Data listing:
________
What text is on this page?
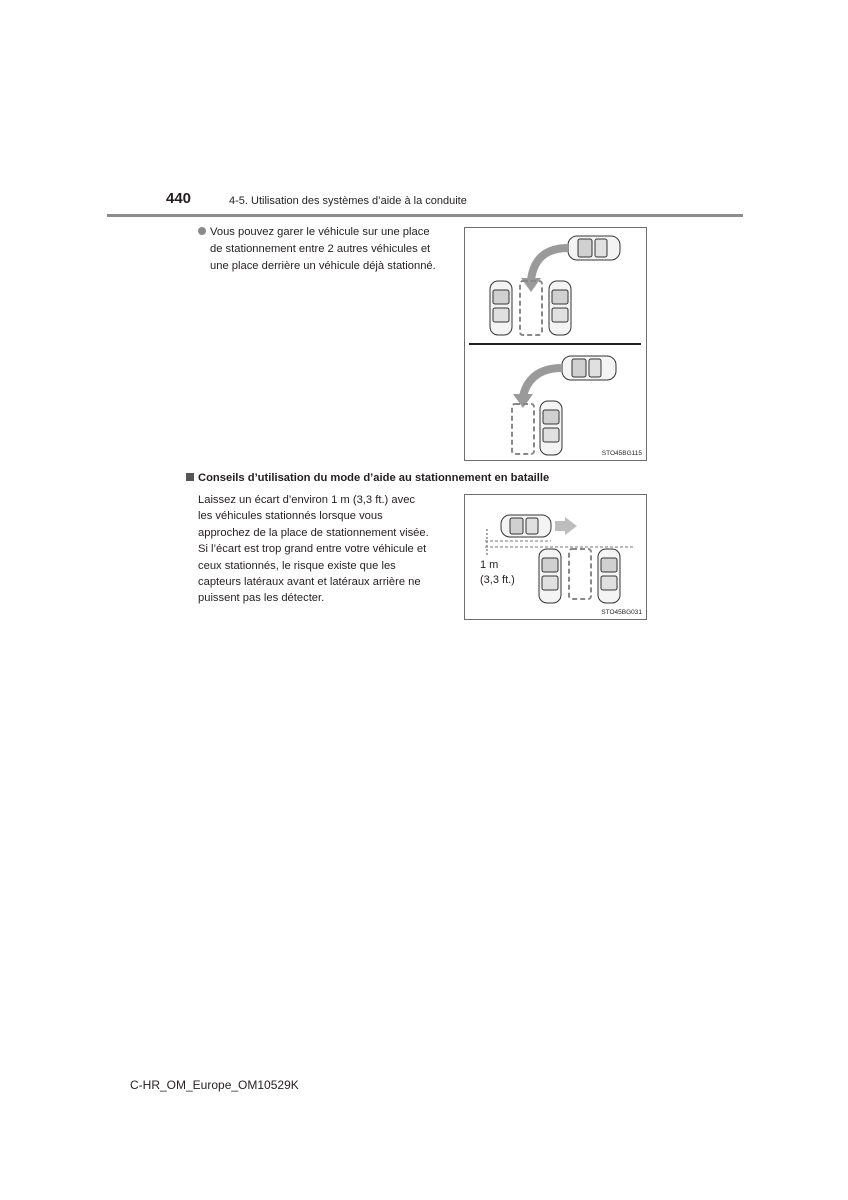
440	4-5. Utilisation des systèmes d’aide à la conduite
Vous pouvez garer le véhicule sur une place
de stationnement entre 2 autres véhicules et
une place derrière un véhicule déjà stationné.
STO45BG115
Conseils d’utilisation du mode d’aide au stationnement en bataille
Laissez un écart d’environ 1 m (3,3 ft.) avec
les véhicules stationnés lorsque vous
approchez de la place de stationnement visée.
Si l’écart est trop grand entre votre véhicule et
ceux stationnés, le risque existe que les
capteurs latéraux avant et latéraux arrière ne
puissent pas les détecter.
STO45BG031
1 m
(3,3 ft.)
C-HR_OM_Europe_OM10529K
________
Your goal:
Every line in the data above that contains "aide" needs to be copied.

Reply:
440	4-5. Utilisation des systèmes d’aide à la conduite
Conseils d’utilisation du mode d’aide au stationnement en bataille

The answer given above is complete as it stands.